▶ _Exercise aim_
Return every line of the material exactly.

▶ _Dataset entries_
---+---

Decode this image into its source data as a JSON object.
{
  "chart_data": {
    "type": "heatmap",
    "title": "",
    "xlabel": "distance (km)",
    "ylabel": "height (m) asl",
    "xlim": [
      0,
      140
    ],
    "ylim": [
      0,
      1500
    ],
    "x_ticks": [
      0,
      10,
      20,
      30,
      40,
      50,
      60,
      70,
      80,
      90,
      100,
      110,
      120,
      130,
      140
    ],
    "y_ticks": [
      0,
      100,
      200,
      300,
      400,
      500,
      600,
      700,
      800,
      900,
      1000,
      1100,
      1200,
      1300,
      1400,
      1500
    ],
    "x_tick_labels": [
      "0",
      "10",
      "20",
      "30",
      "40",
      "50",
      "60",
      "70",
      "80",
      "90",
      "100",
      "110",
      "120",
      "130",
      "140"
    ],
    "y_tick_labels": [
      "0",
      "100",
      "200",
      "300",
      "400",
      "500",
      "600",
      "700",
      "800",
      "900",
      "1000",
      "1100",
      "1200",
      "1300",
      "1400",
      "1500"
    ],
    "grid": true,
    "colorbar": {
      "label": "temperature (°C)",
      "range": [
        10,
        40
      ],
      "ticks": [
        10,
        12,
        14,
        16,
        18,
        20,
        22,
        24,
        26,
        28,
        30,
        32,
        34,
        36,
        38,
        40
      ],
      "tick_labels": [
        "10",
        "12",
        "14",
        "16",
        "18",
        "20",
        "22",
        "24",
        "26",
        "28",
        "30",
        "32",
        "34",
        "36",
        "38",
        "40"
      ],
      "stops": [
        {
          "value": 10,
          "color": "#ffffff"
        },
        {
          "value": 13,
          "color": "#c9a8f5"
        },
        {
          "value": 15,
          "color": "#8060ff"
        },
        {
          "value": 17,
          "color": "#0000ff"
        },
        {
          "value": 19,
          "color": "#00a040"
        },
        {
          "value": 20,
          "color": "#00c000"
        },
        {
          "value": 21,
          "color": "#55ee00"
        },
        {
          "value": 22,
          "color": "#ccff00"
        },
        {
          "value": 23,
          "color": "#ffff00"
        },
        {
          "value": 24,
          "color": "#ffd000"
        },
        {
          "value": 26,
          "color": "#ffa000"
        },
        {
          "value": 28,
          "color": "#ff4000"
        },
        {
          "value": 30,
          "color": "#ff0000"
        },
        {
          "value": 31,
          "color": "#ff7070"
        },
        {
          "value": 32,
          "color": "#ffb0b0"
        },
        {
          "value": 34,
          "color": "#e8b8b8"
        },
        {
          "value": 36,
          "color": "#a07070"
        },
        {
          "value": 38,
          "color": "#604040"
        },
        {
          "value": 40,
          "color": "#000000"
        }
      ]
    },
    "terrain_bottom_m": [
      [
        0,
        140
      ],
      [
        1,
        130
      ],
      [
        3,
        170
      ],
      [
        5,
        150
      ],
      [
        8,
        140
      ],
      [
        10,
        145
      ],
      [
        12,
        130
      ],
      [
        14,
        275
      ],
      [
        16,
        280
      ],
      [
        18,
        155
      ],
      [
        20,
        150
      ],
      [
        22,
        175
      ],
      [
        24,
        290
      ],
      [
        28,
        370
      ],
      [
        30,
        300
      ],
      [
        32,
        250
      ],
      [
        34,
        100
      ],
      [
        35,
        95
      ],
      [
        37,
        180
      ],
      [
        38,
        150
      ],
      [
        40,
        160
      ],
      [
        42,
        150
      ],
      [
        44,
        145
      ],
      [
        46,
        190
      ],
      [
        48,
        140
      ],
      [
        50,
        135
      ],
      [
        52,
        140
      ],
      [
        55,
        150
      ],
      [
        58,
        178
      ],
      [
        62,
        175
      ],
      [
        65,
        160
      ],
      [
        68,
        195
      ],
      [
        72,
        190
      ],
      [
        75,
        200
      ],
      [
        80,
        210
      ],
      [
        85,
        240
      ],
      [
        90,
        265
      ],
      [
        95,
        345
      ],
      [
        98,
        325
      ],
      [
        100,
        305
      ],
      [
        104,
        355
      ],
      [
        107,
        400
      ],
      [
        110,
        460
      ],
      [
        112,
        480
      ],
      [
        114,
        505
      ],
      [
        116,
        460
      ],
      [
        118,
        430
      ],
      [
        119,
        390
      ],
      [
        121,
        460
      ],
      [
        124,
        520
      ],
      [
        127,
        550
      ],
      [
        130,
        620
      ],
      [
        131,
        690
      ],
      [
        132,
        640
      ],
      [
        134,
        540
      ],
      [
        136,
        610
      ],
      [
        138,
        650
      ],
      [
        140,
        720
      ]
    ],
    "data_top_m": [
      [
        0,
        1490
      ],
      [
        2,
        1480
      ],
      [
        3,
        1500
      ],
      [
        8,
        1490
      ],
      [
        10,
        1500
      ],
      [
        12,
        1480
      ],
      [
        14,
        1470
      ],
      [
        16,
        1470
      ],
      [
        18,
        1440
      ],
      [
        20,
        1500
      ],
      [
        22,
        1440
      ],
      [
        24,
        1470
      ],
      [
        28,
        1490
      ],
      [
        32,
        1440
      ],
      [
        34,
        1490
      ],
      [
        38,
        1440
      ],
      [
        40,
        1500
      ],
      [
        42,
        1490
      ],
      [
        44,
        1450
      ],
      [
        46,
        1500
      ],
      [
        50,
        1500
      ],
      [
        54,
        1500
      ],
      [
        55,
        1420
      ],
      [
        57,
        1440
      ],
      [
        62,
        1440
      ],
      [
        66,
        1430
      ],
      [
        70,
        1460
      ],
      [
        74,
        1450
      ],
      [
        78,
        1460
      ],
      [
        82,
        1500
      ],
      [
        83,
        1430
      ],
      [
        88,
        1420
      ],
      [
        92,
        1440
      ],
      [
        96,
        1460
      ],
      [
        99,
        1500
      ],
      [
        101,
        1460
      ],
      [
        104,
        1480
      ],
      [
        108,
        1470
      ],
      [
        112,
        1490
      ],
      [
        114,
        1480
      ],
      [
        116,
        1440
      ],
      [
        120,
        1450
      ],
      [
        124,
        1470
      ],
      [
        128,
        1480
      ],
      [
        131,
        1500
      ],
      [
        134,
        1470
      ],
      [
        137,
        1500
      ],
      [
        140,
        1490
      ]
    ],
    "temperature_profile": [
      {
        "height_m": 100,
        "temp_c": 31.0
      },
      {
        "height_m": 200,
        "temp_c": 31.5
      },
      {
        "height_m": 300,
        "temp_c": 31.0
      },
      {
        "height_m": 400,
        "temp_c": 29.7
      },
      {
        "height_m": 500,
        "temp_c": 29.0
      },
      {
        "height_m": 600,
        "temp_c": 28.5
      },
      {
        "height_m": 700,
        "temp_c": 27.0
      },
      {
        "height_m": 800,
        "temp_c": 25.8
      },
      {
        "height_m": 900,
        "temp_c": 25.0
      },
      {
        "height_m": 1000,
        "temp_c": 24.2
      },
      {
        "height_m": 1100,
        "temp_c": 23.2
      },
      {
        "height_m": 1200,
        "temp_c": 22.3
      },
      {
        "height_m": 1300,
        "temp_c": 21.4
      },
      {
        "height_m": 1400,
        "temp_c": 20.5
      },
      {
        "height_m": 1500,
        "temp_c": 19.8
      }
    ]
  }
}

---+---

▶ _Solved problem_
Decode this image into its source data as a JSON object.
{
  "chart_data": {
    "type": "heatmap",
    "title": "",
    "xlabel": "distance (km)",
    "ylabel": "height (m) asl",
    "xlim": [
      0,
      140
    ],
    "ylim": [
      0,
      1500
    ],
    "x_ticks": [
      0,
      10,
      20,
      30,
      40,
      50,
      60,
      70,
      80,
      90,
      100,
      110,
      120,
      130,
      140
    ],
    "y_ticks": [
      0,
      100,
      200,
      300,
      400,
      500,
      600,
      700,
      800,
      900,
      1000,
      1100,
      1200,
      1300,
      1400,
      1500
    ],
    "x_tick_labels": [
      "0",
      "10",
      "20",
      "30",
      "40",
      "50",
      "60",
      "70",
      "80",
      "90",
      "100",
      "110",
      "120",
      "130",
      "140"
    ],
    "y_tick_labels": [
      "0",
      "100",
      "200",
      "300",
      "400",
      "500",
      "600",
      "700",
      "800",
      "900",
      "1000",
      "1100",
      "1200",
      "1300",
      "1400",
      "1500"
    ],
    "grid": true,
    "colorbar": {
      "label": "temperature (°C)",
      "range": [
        10,
        40
      ],
      "ticks": [
        10,
        12,
        14,
        16,
        18,
        20,
        22,
        24,
        26,
        28,
        30,
        32,
        34,
        36,
        38,
        40
      ],
      "tick_labels": [
        "10",
        "12",
        "14",
        "16",
        "18",
        "20",
        "22",
        "24",
        "26",
        "28",
        "30",
        "32",
        "34",
        "36",
        "38",
        "40"
      ],
      "stops": [
        {
          "value": 10,
          "color": "#ffffff"
        },
        {
          "value": 13,
          "color": "#c9a8f5"
        },
        {
          "value": 15,
          "color": "#8060ff"
        },
        {
          "value": 17,
          "color": "#0000ff"
        },
        {
          "value": 19,
          "color": "#00a040"
        },
        {
          "value": 20,
          "color": "#00c000"
        },
        {
          "value": 21,
          "color": "#55ee00"
        },
        {
          "value": 22,
          "color": "#ccff00"
        },
        {
          "value": 23,
          "color": "#ffff00"
        },
        {
          "value": 24,
          "color": "#ffd000"
        },
        {
          "value": 26,
          "color": "#ffa000"
        },
        {
          "value": 28,
          "color": "#ff4000"
        },
        {
          "value": 30,
          "color": "#ff0000"
        },
        {
          "value": 31,
          "color": "#ff7070"
        },
        {
          "value": 32,
          "color": "#ffb0b0"
        },
        {
          "value": 34,
          "color": "#e8b8b8"
        },
        {
          "value": 36,
          "color": "#a07070"
        },
        {
          "value": 38,
          "color": "#604040"
        },
        {
          "value": 40,
          "color": "#000000"
        }
      ]
    },
    "terrain_bottom_m": [
      [
        0,
        140
      ],
      [
        1,
        130
      ],
      [
        3,
        170
      ],
      [
        5,
        150
      ],
      [
        8,
        140
      ],
      [
        10,
        145
      ],
      [
        12,
        130
      ],
      [
        14,
        275
      ],
      [
        16,
        280
      ],
      [
        18,
        155
      ],
      [
        20,
        150
      ],
      [
        22,
        175
      ],
      [
        24,
        290
      ],
      [
        28,
        370
      ],
      [
        30,
        300
      ],
      [
        32,
        250
      ],
      [
        34,
        100
      ],
      [
        35,
        95
      ],
      [
        37,
        180
      ],
      [
        38,
        150
      ],
      [
        40,
        160
      ],
      [
        42,
        150
      ],
      [
        44,
        145
      ],
      [
        46,
        190
      ],
      [
        48,
        140
      ],
      [
        50,
        135
      ],
      [
        52,
        140
      ],
      [
        55,
        150
      ],
      [
        58,
        178
      ],
      [
        62,
        175
      ],
      [
        65,
        160
      ],
      [
        68,
        195
      ],
      [
        72,
        190
      ],
      [
        75,
        200
      ],
      [
        80,
        210
      ],
      [
        85,
        240
      ],
      [
        90,
        265
      ],
      [
        95,
        345
      ],
      [
        98,
        325
      ],
      [
        100,
        305
      ],
      [
        104,
        355
      ],
      [
        107,
        400
      ],
      [
        110,
        460
      ],
      [
        112,
        480
      ],
      [
        114,
        505
      ],
      [
        116,
        460
      ],
      [
        118,
        430
      ],
      [
        119,
        390
      ],
      [
        121,
        460
      ],
      [
        124,
        520
      ],
      [
        127,
        550
      ],
      [
        130,
        620
      ],
      [
        131,
        690
      ],
      [
        132,
        640
      ],
      [
        134,
        540
      ],
      [
        136,
        610
      ],
      [
        138,
        650
      ],
      [
        140,
        720
      ]
    ],
    "data_top_m": [
      [
        0,
        1490
      ],
      [
        2,
        1480
      ],
      [
        3,
        1500
      ],
      [
        8,
        1490
      ],
      [
        10,
        1500
      ],
      [
        12,
        1480
      ],
      [
        14,
        1470
      ],
      [
        16,
        1470
      ],
      [
        18,
        1440
      ],
      [
        20,
        1500
      ],
      [
        22,
        1440
      ],
      [
        24,
        1470
      ],
      [
        28,
        1490
      ],
      [
        32,
        1440
      ],
      [
        34,
        1490
      ],
      [
        38,
        1440
      ],
      [
        40,
        1500
      ],
      [
        42,
        1490
      ],
      [
        44,
        1450
      ],
      [
        46,
        1500
      ],
      [
        50,
        1500
      ],
      [
        54,
        1500
      ],
      [
        55,
        1420
      ],
      [
        57,
        1440
      ],
      [
        62,
        1440
      ],
      [
        66,
        1430
      ],
      [
        70,
        1460
      ],
      [
        74,
        1450
      ],
      [
        78,
        1460
      ],
      [
        82,
        1500
      ],
      [
        83,
        1430
      ],
      [
        88,
        1420
      ],
      [
        92,
        1440
      ],
      [
        96,
        1460
      ],
      [
        99,
        1500
      ],
      [
        101,
        1460
      ],
      [
        104,
        1480
      ],
      [
        108,
        1470
      ],
      [
        112,
        1490
      ],
      [
        114,
        1480
      ],
      [
        116,
        1440
      ],
      [
        120,
        1450
      ],
      [
        124,
        1470
      ],
      [
        128,
        1480
      ],
      [
        131,
        1500
      ],
      [
        134,
        1470
      ],
      [
        137,
        1500
      ],
      [
        140,
        1490
      ]
    ],
    "temperature_profile": [
      {
        "height_m": 100,
        "temp_c": 31.0
      },
      {
        "height_m": 200,
        "temp_c": 31.5
      },
      {
        "height_m": 300,
        "temp_c": 31.0
      },
      {
        "height_m": 400,
        "temp_c": 29.7
      },
      {
        "height_m": 500,
        "temp_c": 29.0
      },
      {
        "height_m": 600,
        "temp_c": 28.5
      },
      {
        "height_m": 700,
        "temp_c": 27.0
      },
      {
        "height_m": 800,
        "temp_c": 25.8
      },
      {
        "height_m": 900,
        "temp_c": 25.0
      },
      {
        "height_m": 1000,
        "temp_c": 24.2
      },
      {
        "height_m": 1100,
        "temp_c": 23.2
      },
      {
        "height_m": 1200,
        "temp_c": 22.3
      },
      {
        "height_m": 1300,
        "temp_c": 21.4
      },
      {
        "height_m": 1400,
        "temp_c": 20.5
      },
      {
        "height_m": 1500,
        "temp_c": 19.8
      }
    ]
  }
}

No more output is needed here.